-- Exercise goal --
Can the data below be echoed back word for word?

-- Records supplied --
--------------------------------------------------

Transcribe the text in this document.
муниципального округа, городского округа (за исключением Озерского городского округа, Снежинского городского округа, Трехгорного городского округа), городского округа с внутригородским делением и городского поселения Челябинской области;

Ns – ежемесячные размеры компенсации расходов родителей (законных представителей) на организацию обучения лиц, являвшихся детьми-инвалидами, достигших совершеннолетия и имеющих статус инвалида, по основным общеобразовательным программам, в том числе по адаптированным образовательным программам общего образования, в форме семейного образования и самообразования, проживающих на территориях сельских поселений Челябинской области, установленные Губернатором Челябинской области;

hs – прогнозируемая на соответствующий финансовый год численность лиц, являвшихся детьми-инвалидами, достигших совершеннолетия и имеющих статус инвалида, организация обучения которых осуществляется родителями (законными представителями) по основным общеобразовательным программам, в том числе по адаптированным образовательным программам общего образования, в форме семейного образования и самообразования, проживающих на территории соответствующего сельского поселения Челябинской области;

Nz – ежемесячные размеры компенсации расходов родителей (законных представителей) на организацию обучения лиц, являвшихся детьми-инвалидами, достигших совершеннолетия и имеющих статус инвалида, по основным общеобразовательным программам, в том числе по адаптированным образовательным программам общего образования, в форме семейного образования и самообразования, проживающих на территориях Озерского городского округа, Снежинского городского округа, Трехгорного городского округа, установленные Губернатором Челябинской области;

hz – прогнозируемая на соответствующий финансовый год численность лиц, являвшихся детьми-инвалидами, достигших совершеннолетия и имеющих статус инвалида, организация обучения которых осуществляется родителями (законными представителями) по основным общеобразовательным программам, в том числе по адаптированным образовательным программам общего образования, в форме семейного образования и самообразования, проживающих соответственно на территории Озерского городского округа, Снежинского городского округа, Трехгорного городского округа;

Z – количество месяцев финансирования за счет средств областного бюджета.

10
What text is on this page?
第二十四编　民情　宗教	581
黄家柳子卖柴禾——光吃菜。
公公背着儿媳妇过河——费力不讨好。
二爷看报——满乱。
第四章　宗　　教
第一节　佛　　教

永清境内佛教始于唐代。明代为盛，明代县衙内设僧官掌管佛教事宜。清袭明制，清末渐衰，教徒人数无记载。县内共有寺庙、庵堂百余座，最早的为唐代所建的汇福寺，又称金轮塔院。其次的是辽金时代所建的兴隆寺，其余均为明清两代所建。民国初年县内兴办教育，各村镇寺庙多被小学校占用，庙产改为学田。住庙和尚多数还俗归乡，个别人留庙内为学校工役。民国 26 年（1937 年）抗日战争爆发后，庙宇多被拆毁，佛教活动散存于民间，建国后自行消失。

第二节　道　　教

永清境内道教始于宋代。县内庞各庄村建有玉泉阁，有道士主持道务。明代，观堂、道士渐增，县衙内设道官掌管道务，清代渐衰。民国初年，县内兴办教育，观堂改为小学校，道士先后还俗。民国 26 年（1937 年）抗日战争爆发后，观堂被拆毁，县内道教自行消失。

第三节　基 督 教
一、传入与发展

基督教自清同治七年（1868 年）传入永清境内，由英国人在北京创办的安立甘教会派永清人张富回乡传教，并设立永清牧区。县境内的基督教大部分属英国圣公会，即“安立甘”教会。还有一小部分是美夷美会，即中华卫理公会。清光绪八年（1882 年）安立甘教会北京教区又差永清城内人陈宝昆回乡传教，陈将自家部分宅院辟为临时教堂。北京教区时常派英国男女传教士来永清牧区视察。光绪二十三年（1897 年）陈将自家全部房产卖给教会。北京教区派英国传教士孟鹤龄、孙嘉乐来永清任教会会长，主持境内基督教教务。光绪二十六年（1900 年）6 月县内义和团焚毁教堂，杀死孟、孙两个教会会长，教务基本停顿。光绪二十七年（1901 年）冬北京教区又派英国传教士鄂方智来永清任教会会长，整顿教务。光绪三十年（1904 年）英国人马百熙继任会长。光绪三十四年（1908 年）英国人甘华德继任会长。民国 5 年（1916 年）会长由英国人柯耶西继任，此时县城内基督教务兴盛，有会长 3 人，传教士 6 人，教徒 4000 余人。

--------------------------------------------------

-- Answer to this problem --
Transcribe the text in this document.
муниципального округа, городского округа (за исключением Озерского городского округа, Снежинского городского округа, Трехгорного городского округа), городского округа с внутригородским делением и городского поселения Челябинской области;

Ns – ежемесячные размеры компенсации расходов родителей (законных представителей) на организацию обучения лиц, являвшихся детьми-инвалидами, достигших совершеннолетия и имеющих статус инвалида, по основным общеобразовательным программам, в том числе по адаптированным образовательным программам общего образования, в форме семейного образования и самообразования, проживающих на территориях сельских поселений Челябинской области, установленные Губернатором Челябинской области;

hs – прогнозируемая на соответствующий финансовый год численность лиц, являвшихся детьми-инвалидами, достигших совершеннолетия и имеющих статус инвалида, организация обучения которых осуществляется родителями (законными представителями) по основным общеобразовательным программам, в том числе по адаптированным образовательным программам общего образования, в форме семейного образования и самообразования, проживающих на территории соответствующего сельского поселения Челябинской области;

Nz – ежемесячные размеры компенсации расходов родителей (законных представителей) на организацию обучения лиц, являвшихся детьми-инвалидами, достигших совершеннолетия и имеющих статус инвалида, по основным общеобразовательным программам, в том числе по адаптированным образовательным программам общего образования, в форме семейного образования и самообразования, проживающих на территориях Озерского городского округа, Снежинского городского округа, Трехгорного городского округа, установленные Губернатором Челябинской области;

hz – прогнозируемая на соответствующий финансовый год численность лиц, являвшихся детьми-инвалидами, достигших совершеннолетия и имеющих статус инвалида, организация обучения которых осуществляется родителями (законными представителями) по основным общеобразовательным программам, в том числе по адаптированным образовательным программам общего образования, в форме семейного образования и самообразования, проживающих соответственно на территории Озерского городского округа, Снежинского городского округа, Трехгорного городского округа;

Z – количество месяцев финансирования за счет средств областного бюджета.

10
What text is on this page?
第二十四编　民情　宗教	581
黄家柳子卖柴禾——光吃菜。
公公背着儿媳妇过河——费力不讨好。
二爷看报——满乱。
第四章　宗　　教
第一节　佛　　教

永清境内佛教始于唐代。明代为盛，明代县衙内设僧官掌管佛教事宜。清袭明制，清末渐衰，教徒人数无记载。县内共有寺庙、庵堂百余座，最早的为唐代所建的汇福寺，又称金轮塔院。其次的是辽金时代所建的兴隆寺，其余均为明清两代所建。民国初年县内兴办教育，各村镇寺庙多被小学校占用，庙产改为学田。住庙和尚多数还俗归乡，个别人留庙内为学校工役。民国 26 年（1937 年）抗日战争爆发后，庙宇多被拆毁，佛教活动散存于民间，建国后自行消失。

第二节　道　　教

永清境内道教始于宋代。县内庞各庄村建有玉泉阁，有道士主持道务。明代，观堂、道士渐增，县衙内设道官掌管道务，清代渐衰。民国初年，县内兴办教育，观堂改为小学校，道士先后还俗。民国 26 年（1937 年）抗日战争爆发后，观堂被拆毁，县内道教自行消失。

第三节　基 督 教
一、传入与发展

基督教自清同治七年（1868 年）传入永清境内，由英国人在北京创办的安立甘教会派永清人张富回乡传教，并设立永清牧区。县境内的基督教大部分属英国圣公会，即“安立甘”教会。还有一小部分是美夷美会，即中华卫理公会。清光绪八年（1882 年）安立甘教会北京教区又差永清城内人陈宝昆回乡传教，陈将自家部分宅院辟为临时教堂。北京教区时常派英国男女传教士来永清牧区视察。光绪二十三年（1897 年）陈将自家全部房产卖给教会。北京教区派英国传教士孟鹤龄、孙嘉乐来永清任教会会长，主持境内基督教教务。光绪二十六年（1900 年）6 月县内义和团焚毁教堂，杀死孟、孙两个教会会长，教务基本停顿。光绪二十七年（1901 年）冬北京教区又派英国传教士鄂方智来永清任教会会长，整顿教务。光绪三十年（1904 年）英国人马百熙继任会长。光绪三十四年（1908 年）英国人甘华德继任会长。民国 5 年（1916 年）会长由英国人柯耶西继任，此时县城内基督教务兴盛，有会长 3 人，传教士 6 人，教徒 4000 余人。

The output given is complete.